# start of GIVEN INFORMATION

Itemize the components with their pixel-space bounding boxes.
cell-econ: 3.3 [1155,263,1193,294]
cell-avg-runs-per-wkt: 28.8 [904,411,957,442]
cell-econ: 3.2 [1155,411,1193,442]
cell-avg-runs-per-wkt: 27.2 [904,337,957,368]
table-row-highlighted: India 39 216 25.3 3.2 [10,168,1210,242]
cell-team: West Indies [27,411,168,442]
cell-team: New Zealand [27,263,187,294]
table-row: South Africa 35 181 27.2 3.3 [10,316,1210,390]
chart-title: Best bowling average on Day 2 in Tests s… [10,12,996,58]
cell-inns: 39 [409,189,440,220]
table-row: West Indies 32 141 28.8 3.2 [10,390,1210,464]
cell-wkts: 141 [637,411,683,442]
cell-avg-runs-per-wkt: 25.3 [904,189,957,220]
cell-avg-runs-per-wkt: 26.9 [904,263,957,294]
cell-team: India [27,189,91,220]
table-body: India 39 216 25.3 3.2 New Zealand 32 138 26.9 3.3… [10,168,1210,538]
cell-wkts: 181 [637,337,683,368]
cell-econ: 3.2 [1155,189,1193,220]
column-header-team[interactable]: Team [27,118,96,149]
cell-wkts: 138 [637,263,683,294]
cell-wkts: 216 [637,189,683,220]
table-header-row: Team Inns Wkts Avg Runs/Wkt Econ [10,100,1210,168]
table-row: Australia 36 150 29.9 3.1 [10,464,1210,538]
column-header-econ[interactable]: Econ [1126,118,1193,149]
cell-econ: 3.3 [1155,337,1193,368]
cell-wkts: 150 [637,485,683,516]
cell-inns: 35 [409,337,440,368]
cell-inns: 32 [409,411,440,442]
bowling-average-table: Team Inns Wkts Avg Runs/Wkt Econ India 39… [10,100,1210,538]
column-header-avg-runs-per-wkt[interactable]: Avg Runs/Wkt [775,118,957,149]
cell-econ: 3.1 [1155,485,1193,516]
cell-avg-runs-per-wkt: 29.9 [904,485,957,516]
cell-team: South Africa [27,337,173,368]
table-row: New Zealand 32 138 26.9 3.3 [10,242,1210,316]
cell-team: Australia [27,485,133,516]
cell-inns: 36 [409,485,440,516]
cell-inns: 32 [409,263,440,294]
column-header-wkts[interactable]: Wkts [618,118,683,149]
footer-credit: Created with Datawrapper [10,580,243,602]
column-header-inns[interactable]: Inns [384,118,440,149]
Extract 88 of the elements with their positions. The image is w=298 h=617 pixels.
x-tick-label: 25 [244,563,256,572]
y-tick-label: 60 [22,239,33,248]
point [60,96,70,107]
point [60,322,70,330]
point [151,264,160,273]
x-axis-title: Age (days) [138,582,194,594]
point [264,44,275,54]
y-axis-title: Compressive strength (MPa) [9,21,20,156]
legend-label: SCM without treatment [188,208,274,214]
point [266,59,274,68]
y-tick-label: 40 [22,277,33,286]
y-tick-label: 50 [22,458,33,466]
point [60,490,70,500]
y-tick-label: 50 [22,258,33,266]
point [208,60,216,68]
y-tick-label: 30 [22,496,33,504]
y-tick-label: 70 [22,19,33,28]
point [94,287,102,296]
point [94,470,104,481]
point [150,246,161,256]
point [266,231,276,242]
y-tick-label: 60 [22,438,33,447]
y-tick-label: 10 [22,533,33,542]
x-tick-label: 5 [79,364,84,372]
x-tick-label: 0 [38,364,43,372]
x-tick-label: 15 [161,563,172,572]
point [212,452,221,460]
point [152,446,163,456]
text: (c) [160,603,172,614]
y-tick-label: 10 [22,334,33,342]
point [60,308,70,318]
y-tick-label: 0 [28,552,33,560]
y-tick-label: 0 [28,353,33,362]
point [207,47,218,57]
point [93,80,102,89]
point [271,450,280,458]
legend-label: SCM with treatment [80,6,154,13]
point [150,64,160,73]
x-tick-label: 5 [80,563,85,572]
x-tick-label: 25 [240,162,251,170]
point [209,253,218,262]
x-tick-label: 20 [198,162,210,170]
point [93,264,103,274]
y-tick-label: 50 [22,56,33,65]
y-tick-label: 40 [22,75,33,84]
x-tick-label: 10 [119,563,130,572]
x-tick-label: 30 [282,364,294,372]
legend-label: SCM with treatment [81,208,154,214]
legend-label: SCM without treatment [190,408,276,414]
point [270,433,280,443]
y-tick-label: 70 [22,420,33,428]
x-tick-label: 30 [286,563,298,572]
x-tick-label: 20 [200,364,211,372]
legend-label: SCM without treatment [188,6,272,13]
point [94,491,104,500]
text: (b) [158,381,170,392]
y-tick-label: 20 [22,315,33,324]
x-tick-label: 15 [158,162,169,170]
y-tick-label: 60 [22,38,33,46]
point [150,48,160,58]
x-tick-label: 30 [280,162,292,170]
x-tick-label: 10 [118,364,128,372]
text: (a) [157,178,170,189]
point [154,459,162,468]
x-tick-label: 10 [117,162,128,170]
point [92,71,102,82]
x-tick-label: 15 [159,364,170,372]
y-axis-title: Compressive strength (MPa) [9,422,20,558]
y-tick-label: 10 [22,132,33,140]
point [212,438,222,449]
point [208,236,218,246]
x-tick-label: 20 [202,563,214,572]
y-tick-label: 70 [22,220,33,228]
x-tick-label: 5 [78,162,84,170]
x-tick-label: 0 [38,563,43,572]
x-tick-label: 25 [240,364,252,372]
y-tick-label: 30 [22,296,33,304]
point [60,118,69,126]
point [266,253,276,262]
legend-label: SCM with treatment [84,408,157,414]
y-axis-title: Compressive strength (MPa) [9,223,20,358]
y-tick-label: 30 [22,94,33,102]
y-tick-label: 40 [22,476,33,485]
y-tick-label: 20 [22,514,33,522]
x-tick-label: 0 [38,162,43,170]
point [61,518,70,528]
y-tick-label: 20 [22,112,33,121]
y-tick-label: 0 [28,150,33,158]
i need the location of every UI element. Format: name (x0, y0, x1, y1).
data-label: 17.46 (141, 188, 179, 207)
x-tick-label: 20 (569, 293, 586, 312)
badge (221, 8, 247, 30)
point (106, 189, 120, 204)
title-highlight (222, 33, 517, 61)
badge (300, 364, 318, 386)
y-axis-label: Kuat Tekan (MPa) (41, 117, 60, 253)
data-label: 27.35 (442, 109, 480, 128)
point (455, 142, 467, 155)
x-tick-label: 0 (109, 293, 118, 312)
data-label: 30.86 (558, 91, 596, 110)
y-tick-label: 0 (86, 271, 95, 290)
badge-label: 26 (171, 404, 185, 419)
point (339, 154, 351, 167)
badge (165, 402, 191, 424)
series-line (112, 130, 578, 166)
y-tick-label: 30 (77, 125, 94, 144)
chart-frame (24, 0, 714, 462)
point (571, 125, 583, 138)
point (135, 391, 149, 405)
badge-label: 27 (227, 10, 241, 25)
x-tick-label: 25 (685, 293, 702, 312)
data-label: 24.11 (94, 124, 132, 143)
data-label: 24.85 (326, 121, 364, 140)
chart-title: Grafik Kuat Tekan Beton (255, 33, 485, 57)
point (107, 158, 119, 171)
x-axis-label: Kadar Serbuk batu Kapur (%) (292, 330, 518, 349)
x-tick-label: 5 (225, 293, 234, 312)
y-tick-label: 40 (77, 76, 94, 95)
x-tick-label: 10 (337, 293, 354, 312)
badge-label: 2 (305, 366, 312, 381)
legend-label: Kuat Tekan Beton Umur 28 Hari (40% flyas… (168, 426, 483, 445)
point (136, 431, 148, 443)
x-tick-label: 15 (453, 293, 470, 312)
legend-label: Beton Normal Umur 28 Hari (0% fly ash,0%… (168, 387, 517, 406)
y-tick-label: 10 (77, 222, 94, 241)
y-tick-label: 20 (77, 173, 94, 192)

# end of GIVEN INFORMATION

*GOAL OF THE EXERCISE*
Lay out every line of the entries above as a numbered list, leaving out any blank lines.

*ANSWER*
1. Itemize the components with their pixel-space bounding boxes.
2. cell-econ: 3.3 [1155,263,1193,294]
3. cell-avg-runs-per-wkt: 28.8 [904,411,957,442]
4. cell-econ: 3.2 [1155,411,1193,442]
5. cell-avg-runs-per-wkt: 27.2 [904,337,957,368]
6. table-row-highlighted: India 39 216 25.3 3.2 [10,168,1210,242]
7. cell-team: West Indies [27,411,168,442]
8. cell-team: New Zealand [27,263,187,294]
9. table-row: South Africa 35 181 27.2 3.3 [10,316,1210,390]
10. chart-title: Best bowling average on Day 2 in Tests s… [10,12,996,58]
11. cell-inns: 39 [409,189,440,220]
12. table-row: West Indies 32 141 28.8 3.2 [10,390,1210,464]
13. cell-wkts: 141 [637,411,683,442]
14. cell-avg-runs-per-wkt: 25.3 [904,189,957,220]
15. cell-avg-runs-per-wkt: 26.9 [904,263,957,294]
16. cell-team: India [27,189,91,220]
17. table-body: India 39 216 25.3 3.2 New Zealand 32 138 26.9 3.3… [10,168,1210,538]
18. cell-wkts: 181 [637,337,683,368]
19. cell-econ: 3.2 [1155,189,1193,220]
20. column-header-team[interactable]: Team [27,118,96,149]
21. cell-wkts: 138 [637,263,683,294]
22. cell-wkts: 216 [637,189,683,220]
23. table-header-row: Team Inns Wkts Avg Runs/Wkt Econ [10,100,1210,168]
24. table-row: Australia 36 150 29.9 3.1 [10,464,1210,538]
25. column-header-econ[interactable]: Econ [1126,118,1193,149]
26. cell-econ: 3.3 [1155,337,1193,368]
27. cell-wkts: 150 [637,485,683,516]
28. cell-inns: 35 [409,337,440,368]
29. cell-inns: 32 [409,411,440,442]
30. bowling-average-table: Team Inns Wkts Avg Runs/Wkt Econ India 39… [10,100,1210,538]
31. column-header-avg-runs-per-wkt[interactable]: Avg Runs/Wkt [775,118,957,149]
32. cell-econ: 3.1 [1155,485,1193,516]
33. cell-avg-runs-per-wkt: 29.9 [904,485,957,516]
34. cell-team: South Africa [27,337,173,368]
35. table-row: New Zealand 32 138 26.9 3.3 [10,242,1210,316]
36. cell-team: Australia [27,485,133,516]
37. cell-inns: 36 [409,485,440,516]
38. cell-inns: 32 [409,263,440,294]
39. column-header-wkts[interactable]: Wkts [618,118,683,149]
40. footer-credit: Created with Datawrapper [10,580,243,602]
41. column-header-inns[interactable]: Inns [384,118,440,149]
42. Extract 88 of the elements with their positions. The image is w=298 h=617 pixels.
43. x-tick-label: 25 [244,563,256,572]
44. y-tick-label: 60 [22,239,33,248]
45. point [60,96,70,107]
46. point [60,322,70,330]
47. point [151,264,160,273]
48. x-axis-title: Age (days) [138,582,194,594]
49. point [264,44,275,54]
50. y-axis-title: Compressive strength (MPa) [9,21,20,156]
51. legend-label: SCM without treatment [188,208,274,214]
52. point [266,59,274,68]
53. y-tick-label: 40 [22,277,33,286]
54. y-tick-label: 50 [22,458,33,466]
55. point [60,490,70,500]
56. y-tick-label: 50 [22,258,33,266]
57. point [208,60,216,68]
58. y-tick-label: 30 [22,496,33,504]
59. y-tick-label: 70 [22,19,33,28]
60. point [94,287,102,296]
61. point [94,470,104,481]
62. point [150,246,161,256]
63. point [266,231,276,242]
64. y-tick-label: 60 [22,438,33,447]
65. y-tick-label: 10 [22,533,33,542]
66. x-tick-label: 5 [79,364,84,372]
67. x-tick-label: 0 [38,364,43,372]
68. x-tick-label: 15 [161,563,172,572]
69. point [212,452,221,460]
70. point [152,446,163,456]
71. text: (c) [160,603,172,614]
72. y-tick-label: 10 [22,334,33,342]
73. point [60,308,70,318]
74. y-tick-label: 0 [28,552,33,560]
75. y-tick-label: 0 [28,353,33,362]
76. point [207,47,218,57]
77. point [93,80,102,89]
78. point [271,450,280,458]
79. legend-label: SCM with treatment [80,6,154,13]
80. point [150,64,160,73]
81. x-tick-label: 5 [80,563,85,572]
82. x-tick-label: 25 [240,162,251,170]
83. point [209,253,218,262]
84. x-tick-label: 20 [198,162,210,170]
85. point [93,264,103,274]
86. y-tick-label: 50 [22,56,33,65]
87. y-tick-label: 40 [22,75,33,84]
88. x-tick-label: 10 [119,563,130,572]
89. x-tick-label: 30 [282,364,294,372]
90. legend-label: SCM with treatment [81,208,154,214]
91. legend-label: SCM without treatment [190,408,276,414]
92. point [270,433,280,443]
93. y-tick-label: 70 [22,420,33,428]
94. x-tick-label: 30 [286,563,298,572]
95. x-tick-label: 20 [200,364,211,372]
96. legend-label: SCM without treatment [188,6,272,13]
97. point [94,491,104,500]
98. text: (b) [158,381,170,392]
99. y-tick-label: 20 [22,315,33,324]
100. x-tick-label: 15 [158,162,169,170]
101. y-tick-label: 60 [22,38,33,46]
102. point [150,48,160,58]
103. x-tick-label: 30 [280,162,292,170]
104. x-tick-label: 10 [118,364,128,372]
105. text: (a) [157,178,170,189]
106. point [154,459,162,468]
107. x-tick-label: 10 [117,162,128,170]
108. point [92,71,102,82]
109. x-tick-label: 15 [159,364,170,372]
110. y-axis-title: Compressive strength (MPa) [9,422,20,558]
111. y-tick-label: 10 [22,132,33,140]
112. point [212,438,222,449]
113. point [208,236,218,246]
114. x-tick-label: 20 [202,563,214,572]
115. y-tick-label: 70 [22,220,33,228]
116. x-tick-label: 5 [78,162,84,170]
117. x-tick-label: 0 [38,563,43,572]
118. x-tick-label: 25 [240,364,252,372]
119. y-tick-label: 30 [22,296,33,304]
120. point [60,118,69,126]
121. point [266,253,276,262]
122. legend-label: SCM with treatment [84,408,157,414]
123. y-axis-title: Compressive strength (MPa) [9,223,20,358]
124. y-tick-label: 30 [22,94,33,102]
125. y-tick-label: 40 [22,476,33,485]
126. y-tick-label: 20 [22,514,33,522]
127. x-tick-label: 0 [38,162,43,170]
128. point [61,518,70,528]
129. y-tick-label: 20 [22,112,33,121]
130. y-tick-label: 0 [28,150,33,158]
131. i need the location of every UI element. Format: name (x0, y0, x1, y1).
132. data-label: 17.46 (141, 188, 179, 207)
133. x-tick-label: 20 (569, 293, 586, 312)
134. badge (221, 8, 247, 30)
135. point (106, 189, 120, 204)
136. title-highlight (222, 33, 517, 61)
137. badge (300, 364, 318, 386)
138. y-axis-label: Kuat Tekan (MPa) (41, 117, 60, 253)
139. data-label: 27.35 (442, 109, 480, 128)
140. point (455, 142, 467, 155)
141. x-tick-label: 0 (109, 293, 118, 312)
142. data-label: 30.86 (558, 91, 596, 110)
143. y-tick-label: 0 (86, 271, 95, 290)
144. badge-label: 26 (171, 404, 185, 419)
145. point (339, 154, 351, 167)
146. badge (165, 402, 191, 424)
147. series-line (112, 130, 578, 166)
148. y-tick-label: 30 (77, 125, 94, 144)
149. chart-frame (24, 0, 714, 462)
150. point (571, 125, 583, 138)
151. point (135, 391, 149, 405)
152. badge-label: 27 (227, 10, 241, 25)
153. x-tick-label: 25 (685, 293, 702, 312)
154. data-label: 24.11 (94, 124, 132, 143)
155. data-label: 24.85 (326, 121, 364, 140)
156. chart-title: Grafik Kuat Tekan Beton (255, 33, 485, 57)
157. point (107, 158, 119, 171)
158. x-axis-label: Kadar Serbuk batu Kapur (%) (292, 330, 518, 349)
159. x-tick-label: 5 (225, 293, 234, 312)
160. y-tick-label: 40 (77, 76, 94, 95)
161. x-tick-label: 10 (337, 293, 354, 312)
162. badge-label: 2 (305, 366, 312, 381)
163. legend-label: Kuat Tekan Beton Umur 28 Hari (40% flyas… (168, 426, 483, 445)
164. point (136, 431, 148, 443)
165. x-tick-label: 15 (453, 293, 470, 312)
166. legend-label: Beton Normal Umur 28 Hari (0% fly ash,0%… (168, 387, 517, 406)
167. y-tick-label: 10 (77, 222, 94, 241)
168. y-tick-label: 20 (77, 173, 94, 192)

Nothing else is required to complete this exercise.